Aim of the task
Scan the entries below for the word "text". Copy each line that has it.

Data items
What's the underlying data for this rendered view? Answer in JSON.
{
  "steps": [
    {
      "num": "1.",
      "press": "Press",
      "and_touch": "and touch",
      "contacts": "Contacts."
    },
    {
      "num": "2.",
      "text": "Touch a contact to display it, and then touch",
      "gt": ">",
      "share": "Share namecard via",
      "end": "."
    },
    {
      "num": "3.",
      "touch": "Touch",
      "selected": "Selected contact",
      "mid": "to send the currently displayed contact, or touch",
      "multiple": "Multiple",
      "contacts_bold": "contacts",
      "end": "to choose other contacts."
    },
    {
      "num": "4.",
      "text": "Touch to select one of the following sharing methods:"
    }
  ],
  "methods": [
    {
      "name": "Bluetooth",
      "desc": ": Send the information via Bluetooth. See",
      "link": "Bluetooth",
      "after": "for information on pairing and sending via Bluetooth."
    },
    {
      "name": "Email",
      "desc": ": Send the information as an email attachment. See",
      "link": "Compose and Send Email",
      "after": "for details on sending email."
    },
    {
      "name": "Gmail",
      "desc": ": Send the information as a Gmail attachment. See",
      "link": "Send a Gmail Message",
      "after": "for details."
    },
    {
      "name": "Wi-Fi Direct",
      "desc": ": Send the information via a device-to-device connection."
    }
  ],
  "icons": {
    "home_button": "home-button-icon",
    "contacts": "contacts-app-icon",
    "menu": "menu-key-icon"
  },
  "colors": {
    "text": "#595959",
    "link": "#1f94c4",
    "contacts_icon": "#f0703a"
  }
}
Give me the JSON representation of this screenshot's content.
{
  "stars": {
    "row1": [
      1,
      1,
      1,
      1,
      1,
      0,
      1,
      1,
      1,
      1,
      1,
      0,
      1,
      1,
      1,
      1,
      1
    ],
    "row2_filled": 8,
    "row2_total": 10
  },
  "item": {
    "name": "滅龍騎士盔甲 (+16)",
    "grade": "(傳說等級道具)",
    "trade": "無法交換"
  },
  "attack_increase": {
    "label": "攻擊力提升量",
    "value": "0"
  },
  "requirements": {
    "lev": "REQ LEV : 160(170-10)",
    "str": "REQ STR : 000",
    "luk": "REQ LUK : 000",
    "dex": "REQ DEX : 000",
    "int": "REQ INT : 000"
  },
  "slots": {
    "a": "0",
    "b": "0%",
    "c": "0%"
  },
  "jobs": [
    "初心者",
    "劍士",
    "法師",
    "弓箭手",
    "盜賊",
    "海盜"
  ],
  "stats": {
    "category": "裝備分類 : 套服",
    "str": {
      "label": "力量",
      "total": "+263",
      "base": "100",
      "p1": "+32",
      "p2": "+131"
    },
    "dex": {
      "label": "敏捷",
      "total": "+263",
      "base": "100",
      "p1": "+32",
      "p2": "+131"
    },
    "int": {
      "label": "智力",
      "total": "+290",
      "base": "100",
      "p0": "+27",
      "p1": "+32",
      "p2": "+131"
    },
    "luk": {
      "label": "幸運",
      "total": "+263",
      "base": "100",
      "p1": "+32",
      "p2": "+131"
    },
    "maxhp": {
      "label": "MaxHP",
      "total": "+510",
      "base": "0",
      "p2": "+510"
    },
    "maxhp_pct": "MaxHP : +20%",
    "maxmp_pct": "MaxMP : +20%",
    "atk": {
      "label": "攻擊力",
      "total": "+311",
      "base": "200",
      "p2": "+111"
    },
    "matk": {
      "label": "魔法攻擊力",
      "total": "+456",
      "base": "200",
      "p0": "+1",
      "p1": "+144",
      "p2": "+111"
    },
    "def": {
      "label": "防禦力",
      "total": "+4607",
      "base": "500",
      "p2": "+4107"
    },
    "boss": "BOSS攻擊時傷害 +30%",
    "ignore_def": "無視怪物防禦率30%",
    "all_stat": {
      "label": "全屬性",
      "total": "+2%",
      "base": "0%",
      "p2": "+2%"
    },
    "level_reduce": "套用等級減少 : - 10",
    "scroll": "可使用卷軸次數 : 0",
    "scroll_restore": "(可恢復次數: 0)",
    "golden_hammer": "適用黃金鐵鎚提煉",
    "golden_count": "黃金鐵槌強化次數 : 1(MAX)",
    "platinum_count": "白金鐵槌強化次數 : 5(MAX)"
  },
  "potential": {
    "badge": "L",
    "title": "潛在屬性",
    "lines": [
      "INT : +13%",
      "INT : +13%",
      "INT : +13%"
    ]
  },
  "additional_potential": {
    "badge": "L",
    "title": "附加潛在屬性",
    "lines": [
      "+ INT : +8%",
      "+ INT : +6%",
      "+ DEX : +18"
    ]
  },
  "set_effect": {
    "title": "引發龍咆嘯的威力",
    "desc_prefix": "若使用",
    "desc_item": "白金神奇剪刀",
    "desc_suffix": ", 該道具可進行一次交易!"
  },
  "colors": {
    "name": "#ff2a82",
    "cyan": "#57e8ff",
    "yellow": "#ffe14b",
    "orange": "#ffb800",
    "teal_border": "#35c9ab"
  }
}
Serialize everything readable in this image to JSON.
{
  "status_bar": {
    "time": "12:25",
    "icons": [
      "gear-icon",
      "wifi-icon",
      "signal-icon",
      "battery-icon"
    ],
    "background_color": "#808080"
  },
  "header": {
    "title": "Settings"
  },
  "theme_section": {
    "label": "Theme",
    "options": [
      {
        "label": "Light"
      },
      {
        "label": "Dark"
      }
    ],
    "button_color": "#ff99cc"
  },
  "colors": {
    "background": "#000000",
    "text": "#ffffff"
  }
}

Result
      "text": "Touch a contact to display it, and then touch",
      "text": "Touch to select one of the following sharing methods:"
    "text": "#595959",
    "text": "#ffffff"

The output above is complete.